> _OBJECTIVE_: Across the entries below, how many lines contain the word "labels"? Give the number alone.

(Items from a dataset)
** begin **

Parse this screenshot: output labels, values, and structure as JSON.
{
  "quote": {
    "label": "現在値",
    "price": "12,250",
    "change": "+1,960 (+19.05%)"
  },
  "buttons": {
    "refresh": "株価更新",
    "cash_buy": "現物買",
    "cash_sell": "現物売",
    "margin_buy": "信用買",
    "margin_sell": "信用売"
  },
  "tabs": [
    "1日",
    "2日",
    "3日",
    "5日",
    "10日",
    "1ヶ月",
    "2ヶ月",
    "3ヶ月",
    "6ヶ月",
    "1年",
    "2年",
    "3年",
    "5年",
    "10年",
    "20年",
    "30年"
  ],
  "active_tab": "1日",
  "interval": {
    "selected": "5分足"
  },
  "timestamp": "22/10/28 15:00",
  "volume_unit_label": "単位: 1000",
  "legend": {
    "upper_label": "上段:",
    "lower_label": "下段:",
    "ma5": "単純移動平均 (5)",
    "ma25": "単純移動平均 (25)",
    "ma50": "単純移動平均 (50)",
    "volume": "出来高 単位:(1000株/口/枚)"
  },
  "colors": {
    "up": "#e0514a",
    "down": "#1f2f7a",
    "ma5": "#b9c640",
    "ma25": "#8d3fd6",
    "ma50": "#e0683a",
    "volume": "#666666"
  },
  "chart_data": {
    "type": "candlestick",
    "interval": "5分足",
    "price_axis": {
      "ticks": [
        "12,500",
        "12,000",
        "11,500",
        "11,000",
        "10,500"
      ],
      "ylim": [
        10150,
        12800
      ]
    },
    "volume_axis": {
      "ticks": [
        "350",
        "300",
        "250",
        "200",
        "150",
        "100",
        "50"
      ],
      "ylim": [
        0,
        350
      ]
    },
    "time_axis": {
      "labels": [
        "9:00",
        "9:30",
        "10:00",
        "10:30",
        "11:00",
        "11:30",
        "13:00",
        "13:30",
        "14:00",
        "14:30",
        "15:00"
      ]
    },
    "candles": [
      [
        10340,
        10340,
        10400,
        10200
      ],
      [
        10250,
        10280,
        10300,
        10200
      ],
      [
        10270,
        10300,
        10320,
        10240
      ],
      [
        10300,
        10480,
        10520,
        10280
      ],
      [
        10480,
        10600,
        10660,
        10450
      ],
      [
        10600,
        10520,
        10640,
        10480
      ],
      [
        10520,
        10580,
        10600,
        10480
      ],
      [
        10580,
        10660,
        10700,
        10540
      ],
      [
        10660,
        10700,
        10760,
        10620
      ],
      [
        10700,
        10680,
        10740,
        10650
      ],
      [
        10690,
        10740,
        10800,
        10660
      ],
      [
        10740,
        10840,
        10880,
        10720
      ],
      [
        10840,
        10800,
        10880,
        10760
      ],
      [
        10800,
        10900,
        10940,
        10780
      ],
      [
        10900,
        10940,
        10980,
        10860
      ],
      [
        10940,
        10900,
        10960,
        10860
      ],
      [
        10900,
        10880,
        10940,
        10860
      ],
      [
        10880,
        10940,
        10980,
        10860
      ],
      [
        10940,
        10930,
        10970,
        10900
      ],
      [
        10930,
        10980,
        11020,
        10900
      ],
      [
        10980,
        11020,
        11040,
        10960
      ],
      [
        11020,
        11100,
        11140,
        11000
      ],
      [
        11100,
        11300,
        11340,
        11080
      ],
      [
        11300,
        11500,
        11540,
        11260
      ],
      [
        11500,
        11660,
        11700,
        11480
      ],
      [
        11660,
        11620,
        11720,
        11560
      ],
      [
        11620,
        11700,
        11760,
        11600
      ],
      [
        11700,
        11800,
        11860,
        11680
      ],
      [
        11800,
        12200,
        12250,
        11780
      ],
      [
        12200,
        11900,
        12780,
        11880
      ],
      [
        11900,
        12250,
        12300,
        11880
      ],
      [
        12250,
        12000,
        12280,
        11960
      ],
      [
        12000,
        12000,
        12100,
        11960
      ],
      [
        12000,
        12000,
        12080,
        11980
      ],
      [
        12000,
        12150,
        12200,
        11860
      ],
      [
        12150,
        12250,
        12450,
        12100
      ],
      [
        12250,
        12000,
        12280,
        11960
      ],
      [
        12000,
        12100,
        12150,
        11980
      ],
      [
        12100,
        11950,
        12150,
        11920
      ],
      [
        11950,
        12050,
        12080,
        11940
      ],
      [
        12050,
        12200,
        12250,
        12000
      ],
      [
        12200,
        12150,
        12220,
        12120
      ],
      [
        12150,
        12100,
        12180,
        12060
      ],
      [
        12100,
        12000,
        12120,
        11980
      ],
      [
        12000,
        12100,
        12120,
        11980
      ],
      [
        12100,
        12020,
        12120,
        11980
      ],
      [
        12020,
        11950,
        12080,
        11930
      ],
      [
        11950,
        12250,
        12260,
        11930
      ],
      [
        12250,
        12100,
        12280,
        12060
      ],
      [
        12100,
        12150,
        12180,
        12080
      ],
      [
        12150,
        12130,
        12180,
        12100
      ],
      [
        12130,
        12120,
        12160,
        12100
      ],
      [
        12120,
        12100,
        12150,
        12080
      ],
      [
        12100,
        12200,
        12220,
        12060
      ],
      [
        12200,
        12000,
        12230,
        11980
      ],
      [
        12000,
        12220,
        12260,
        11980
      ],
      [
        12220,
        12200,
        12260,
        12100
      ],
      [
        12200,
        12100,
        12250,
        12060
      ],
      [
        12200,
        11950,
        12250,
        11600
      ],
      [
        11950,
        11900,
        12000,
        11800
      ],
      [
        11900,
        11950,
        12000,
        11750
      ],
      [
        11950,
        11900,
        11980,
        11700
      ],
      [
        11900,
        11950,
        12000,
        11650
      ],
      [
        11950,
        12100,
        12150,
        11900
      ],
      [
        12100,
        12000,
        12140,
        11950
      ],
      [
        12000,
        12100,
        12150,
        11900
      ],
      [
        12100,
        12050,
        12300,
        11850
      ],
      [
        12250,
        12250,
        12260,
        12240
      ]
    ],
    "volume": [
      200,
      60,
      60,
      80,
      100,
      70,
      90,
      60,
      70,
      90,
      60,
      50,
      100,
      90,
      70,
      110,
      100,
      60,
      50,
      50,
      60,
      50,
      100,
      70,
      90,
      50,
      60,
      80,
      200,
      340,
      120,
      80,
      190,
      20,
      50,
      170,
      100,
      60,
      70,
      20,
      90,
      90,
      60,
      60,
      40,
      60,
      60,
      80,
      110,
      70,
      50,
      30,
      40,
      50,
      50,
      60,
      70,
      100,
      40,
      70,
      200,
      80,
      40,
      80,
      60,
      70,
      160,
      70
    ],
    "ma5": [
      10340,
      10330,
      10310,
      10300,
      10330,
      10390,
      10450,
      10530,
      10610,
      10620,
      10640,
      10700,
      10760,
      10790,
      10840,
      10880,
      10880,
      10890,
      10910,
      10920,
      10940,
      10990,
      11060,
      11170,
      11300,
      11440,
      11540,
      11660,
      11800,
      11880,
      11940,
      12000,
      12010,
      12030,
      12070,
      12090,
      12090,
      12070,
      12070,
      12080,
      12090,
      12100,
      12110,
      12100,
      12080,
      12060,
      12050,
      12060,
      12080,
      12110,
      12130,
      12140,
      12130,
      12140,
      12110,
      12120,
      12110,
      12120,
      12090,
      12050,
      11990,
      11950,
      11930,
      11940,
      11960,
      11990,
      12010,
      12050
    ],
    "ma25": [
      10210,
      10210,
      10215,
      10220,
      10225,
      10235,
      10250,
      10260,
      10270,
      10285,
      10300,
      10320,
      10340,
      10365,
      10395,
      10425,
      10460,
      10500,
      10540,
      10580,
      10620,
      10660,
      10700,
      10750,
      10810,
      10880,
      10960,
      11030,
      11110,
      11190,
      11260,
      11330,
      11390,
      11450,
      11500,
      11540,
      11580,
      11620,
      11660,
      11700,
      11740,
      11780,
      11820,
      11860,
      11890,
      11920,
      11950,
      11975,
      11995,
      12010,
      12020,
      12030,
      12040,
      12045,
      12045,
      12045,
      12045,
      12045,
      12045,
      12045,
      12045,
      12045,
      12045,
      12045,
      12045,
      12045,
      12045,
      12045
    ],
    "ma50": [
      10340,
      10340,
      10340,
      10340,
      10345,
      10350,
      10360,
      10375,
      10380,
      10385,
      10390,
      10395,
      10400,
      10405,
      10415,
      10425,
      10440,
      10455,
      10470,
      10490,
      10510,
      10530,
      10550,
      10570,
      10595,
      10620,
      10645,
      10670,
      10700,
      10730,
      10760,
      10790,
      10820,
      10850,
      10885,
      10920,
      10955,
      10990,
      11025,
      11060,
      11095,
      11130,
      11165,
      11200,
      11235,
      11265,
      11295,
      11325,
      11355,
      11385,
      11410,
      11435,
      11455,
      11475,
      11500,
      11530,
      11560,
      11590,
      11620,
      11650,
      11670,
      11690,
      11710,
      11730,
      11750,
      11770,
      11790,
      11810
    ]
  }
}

** end **

> _THE SOLUTION_: 2